━━━━━ Data supplied ━━━━━

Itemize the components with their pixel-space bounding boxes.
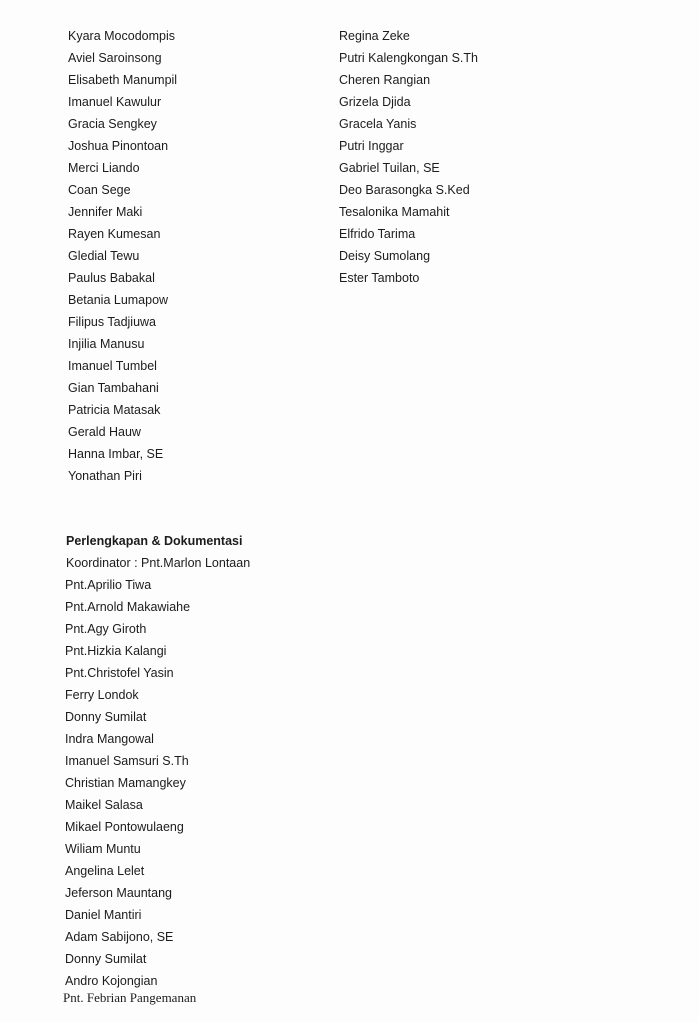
list-item: Pnt.Arnold Makawiahe <box>65 600 191 614</box>
list-item: Joshua Pinontoan <box>68 139 169 153</box>
name-list-left <box>68 25 177 487</box>
list-item: Angelina Lelet <box>65 864 145 878</box>
list-item: Betania Lumapow <box>68 293 169 307</box>
list-item: Gledial Tewu <box>68 249 140 263</box>
list-item: Christian Mamangkey <box>65 776 186 790</box>
list-item: Imanuel Samsuri S.Th <box>65 754 189 768</box>
list-item: Maikel Salasa <box>65 798 143 812</box>
list-item: Putri Kalengkongan S.Th <box>339 51 478 65</box>
list-item: Yonathan Piri <box>68 469 142 483</box>
list-item: Pnt.Aprilio Tiwa <box>65 578 152 592</box>
list-item: Putri Inggar <box>339 139 404 153</box>
list-item: Imanuel Kawulur <box>68 95 162 109</box>
list-item: Aviel Saroinsong <box>68 51 162 65</box>
name-list-right <box>339 25 478 289</box>
list-item: Kyara Mocodompis <box>68 29 175 43</box>
list-item: Gian Tambahani <box>68 381 159 395</box>
list-item: Daniel Mantiri <box>65 908 142 922</box>
list-item: Donny Sumilat <box>65 952 147 966</box>
list-item: Gracia Sengkey <box>68 117 157 131</box>
list-item: Tesalonika Mamahit <box>339 205 450 219</box>
list-item: Merci Liando <box>68 161 140 175</box>
list-item: Donny Sumilat <box>65 710 147 724</box>
list-item: Indra Mangowal <box>65 732 154 746</box>
list-item: Cheren Rangian <box>339 73 431 87</box>
footer-name: Pnt. Febrian Pangemanan <box>63 990 197 1005</box>
section-title: Perlengkapan & Dokumentasi <box>66 534 243 548</box>
list-item: Imanuel Tumbel <box>68 359 157 373</box>
list-item: Patricia Matasak <box>68 403 161 417</box>
list-item: Gerald Hauw <box>68 425 141 439</box>
list-item: Jeferson Mauntang <box>65 886 173 900</box>
list-item: Regina Zeke <box>339 29 410 43</box>
section-member-list <box>65 574 190 992</box>
list-item: Elfrido Tarima <box>339 227 416 241</box>
list-item: Pnt.Hizkia Kalangi <box>65 644 167 658</box>
coordinator-line: Koordinator : Pnt.Marlon Lontaan <box>66 556 251 570</box>
list-item: Andro Kojongian <box>65 974 158 988</box>
list-item: Gracela Yanis <box>339 117 417 131</box>
list-item: Wiliam Muntu <box>65 842 141 856</box>
list-item: Hanna Imbar, SE <box>68 447 164 461</box>
list-item: Grizela Djida <box>339 95 411 109</box>
list-item: Deisy Sumolang <box>339 249 431 263</box>
list-item: Ester Tamboto <box>339 271 420 285</box>
list-item: Filipus Tadjiuwa <box>68 315 157 329</box>
list-item: Elisabeth Manumpil <box>68 73 178 87</box>
list-item: Pnt.Agy Giroth <box>65 622 147 636</box>
list-item: Gabriel Tuilan, SE <box>339 161 440 175</box>
list-item: Ferry Londok <box>65 688 139 702</box>
list-item: Pnt.Christofel Yasin <box>65 666 174 680</box>
list-item: Paulus Babakal <box>68 271 155 285</box>
list-item: Deo Barasongka S.Ked <box>339 183 470 197</box>
list-item: Mikael Pontowulaeng <box>65 820 184 834</box>
list-item: Jennifer Maki <box>68 205 143 219</box>
list-item: Rayen Kumesan <box>68 227 161 241</box>
list-item: Adam Sabijono, SE <box>65 930 174 944</box>
list-item: Coan Sege <box>68 183 131 197</box>
list-item: Injilia Manusu <box>68 337 145 351</box>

━━━━━

What is expected: Report how many lines of the data contain the string "Sumilat", with case counting. Give only the number.

Finished answer: 2